▶ [WHAT IS EXPECTED]: Continue the news report on residents and soldiers near Israel's border with Lebanon, starting right after its final sentence.

▶ [EXERCISE PASSAGE]:
◆ ◆ ◆ ◆ ◆

Shelley Liss Barkan, 60, a schoolteacher, is one of the few residents in Shlomi who did not evacuate from her home. (Heidi Levine/The Washington Post)

Even as more Israeli troops are deployed near Shlomi, some evacuees have begun returning home. Limor Zinor, 49, and her daughter, Shoham, 18, tired of living in a hotel in Haifa, returned to their apartment here in June.

Zinor’s 29-year-old son is a paratrooper. He served in Gaza, she said, and expects to be sent north next.

Shoham’s phone beeped: rocket alerts for Kiryat Shmona and other towns. Not Shlomi. She shrugged.

“I hope there will be” a war, Limor Zinor told The Post on Saturday. “So there is quiet.”

Reached after the strike on Monday, she said she had “no pity” for Lebanese civilians killed in Hezbollah-controlled areas.

Annabelle Wagner, 42, and her husband, Lior, 48, packed their car with winter clothes. They return to Shlomi about once a month, she said, to “pick up some things, to do some cleaning and run.” Eventually, “we will return home,” she said, but their two young children, born and raised here, “are afraid.”

Across the border, Israeli strikes on southern Lebanon have displaced more than 111,000 people, the United Nations said last week. On Friday, Israel assassinated top Hezbollah leader Ibrahim Aqil in a strike that killed dozens of people, including civilians.

Hezbollah rockets have killed 48 people in Israel, most of them military troops, the Israeli prime minister’s office said Sunday.

The deadly attack of exploding beepers and walkie-talkies used by Hezbollah members last week in Lebanon, widely attributed to Israel, boosted spirits here.

“Morale is really high,” said soldier Noam Tibbet, 22. “We understand what we are doing.”

Tibbet was carrying his weapon and pacing while waiting for a bus in Kiryat Shmona, a ghost town since its evacuation in October.

Tibbet was on his way to his tank unit in the Golan along Israel’s border with Syria, he said. A conscript, he fought in Gaza early in the conflict and then was sent to the border with Lebanon.

◆ ◆ ◆ ◆ ◆

▶ [DATA EXTRACT]:
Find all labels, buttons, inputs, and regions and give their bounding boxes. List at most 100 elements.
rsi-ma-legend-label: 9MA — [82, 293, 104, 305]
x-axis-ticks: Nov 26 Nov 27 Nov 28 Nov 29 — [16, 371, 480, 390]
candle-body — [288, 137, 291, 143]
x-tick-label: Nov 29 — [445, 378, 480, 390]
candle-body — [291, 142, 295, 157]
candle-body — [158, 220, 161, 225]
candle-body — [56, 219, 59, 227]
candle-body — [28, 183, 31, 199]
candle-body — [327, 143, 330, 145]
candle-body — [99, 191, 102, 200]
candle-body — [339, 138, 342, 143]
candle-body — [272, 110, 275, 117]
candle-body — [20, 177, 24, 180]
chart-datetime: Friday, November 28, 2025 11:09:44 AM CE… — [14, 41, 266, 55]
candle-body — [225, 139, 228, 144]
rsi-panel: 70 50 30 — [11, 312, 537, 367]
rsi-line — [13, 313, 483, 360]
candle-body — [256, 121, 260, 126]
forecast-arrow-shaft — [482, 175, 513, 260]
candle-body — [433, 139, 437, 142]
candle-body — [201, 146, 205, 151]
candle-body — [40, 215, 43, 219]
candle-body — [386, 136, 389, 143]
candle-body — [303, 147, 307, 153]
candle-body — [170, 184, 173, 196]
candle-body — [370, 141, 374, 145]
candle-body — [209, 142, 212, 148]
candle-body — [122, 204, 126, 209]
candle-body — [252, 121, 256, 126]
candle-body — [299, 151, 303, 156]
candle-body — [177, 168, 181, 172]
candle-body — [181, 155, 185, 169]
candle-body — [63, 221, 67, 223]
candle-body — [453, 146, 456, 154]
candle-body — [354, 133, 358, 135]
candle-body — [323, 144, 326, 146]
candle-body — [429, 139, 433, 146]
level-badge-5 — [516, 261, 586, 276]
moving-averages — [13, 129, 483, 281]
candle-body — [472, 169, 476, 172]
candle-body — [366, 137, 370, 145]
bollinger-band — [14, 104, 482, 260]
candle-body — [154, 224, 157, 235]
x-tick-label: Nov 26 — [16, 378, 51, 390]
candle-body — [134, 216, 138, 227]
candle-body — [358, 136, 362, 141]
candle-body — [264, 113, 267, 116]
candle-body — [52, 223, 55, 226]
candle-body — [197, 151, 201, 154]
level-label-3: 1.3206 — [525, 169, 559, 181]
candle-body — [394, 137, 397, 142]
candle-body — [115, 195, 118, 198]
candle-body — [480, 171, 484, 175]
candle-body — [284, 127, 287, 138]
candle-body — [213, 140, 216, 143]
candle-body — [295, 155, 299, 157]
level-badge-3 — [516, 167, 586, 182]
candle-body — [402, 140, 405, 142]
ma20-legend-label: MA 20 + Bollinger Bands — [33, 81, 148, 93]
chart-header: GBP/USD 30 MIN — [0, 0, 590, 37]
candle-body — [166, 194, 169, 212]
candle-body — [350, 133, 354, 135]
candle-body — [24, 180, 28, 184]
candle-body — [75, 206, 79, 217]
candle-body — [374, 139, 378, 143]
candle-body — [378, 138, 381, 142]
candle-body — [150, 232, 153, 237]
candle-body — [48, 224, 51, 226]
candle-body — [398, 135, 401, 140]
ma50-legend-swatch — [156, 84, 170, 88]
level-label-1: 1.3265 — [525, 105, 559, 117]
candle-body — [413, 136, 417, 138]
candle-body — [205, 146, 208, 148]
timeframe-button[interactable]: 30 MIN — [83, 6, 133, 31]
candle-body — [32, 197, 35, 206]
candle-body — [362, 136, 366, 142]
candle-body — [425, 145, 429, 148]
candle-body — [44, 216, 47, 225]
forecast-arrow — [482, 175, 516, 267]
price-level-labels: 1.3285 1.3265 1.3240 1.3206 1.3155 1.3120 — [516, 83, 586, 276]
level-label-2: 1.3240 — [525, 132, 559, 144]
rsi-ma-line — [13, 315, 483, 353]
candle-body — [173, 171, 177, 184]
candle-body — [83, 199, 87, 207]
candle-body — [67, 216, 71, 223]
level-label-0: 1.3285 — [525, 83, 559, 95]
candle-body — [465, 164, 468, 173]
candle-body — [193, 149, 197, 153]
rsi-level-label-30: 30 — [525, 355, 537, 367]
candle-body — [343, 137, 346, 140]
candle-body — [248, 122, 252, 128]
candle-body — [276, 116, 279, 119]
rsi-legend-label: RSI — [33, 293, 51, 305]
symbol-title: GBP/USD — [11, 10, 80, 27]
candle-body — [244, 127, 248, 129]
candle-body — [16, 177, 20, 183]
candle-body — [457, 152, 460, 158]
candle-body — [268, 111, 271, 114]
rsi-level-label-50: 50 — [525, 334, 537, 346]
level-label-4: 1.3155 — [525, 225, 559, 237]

◆ ◆ ◆ ◆ ◆

▶ [ANSWER]:
Until now, he said, “we can’t really respond” in the north. “It’s been really frustrating.”

At the Upper Galilee Regional Council’s fortified emergency center, Dana Moran Ravid, 50, and her team are prepared. They monitor six screens with 360-degree views of the area, maps tracking sirens and Israeli news. The civilian-run center is responsible for 29 regional communities, 14 of which have been evacuated.

When sirens sound, team members connect with local authorities and emergency responders to assess any hits, casualties or damage.

Moran Ravid has three children, the eldest of whom is in the army. She has thrown herself into the emergency center, she said, because the Oct. 7 attack showed that Israelis “also need to know how to protect ourselves.” She compared the exchange of rockets over the northern border to a table tennis match.

“I believe that we have to end this,” she said. “I wish that it was through an agreement,” but “everything must be done so that the border is quiet.” As she spoke, there were more beeps. Air raids in the Golan.

But for many displaced people to return, she said, they will need assurance that an agreement with Hezbollah will be enforced.

“There needs to be security all the time, not just the day they come back,” she said.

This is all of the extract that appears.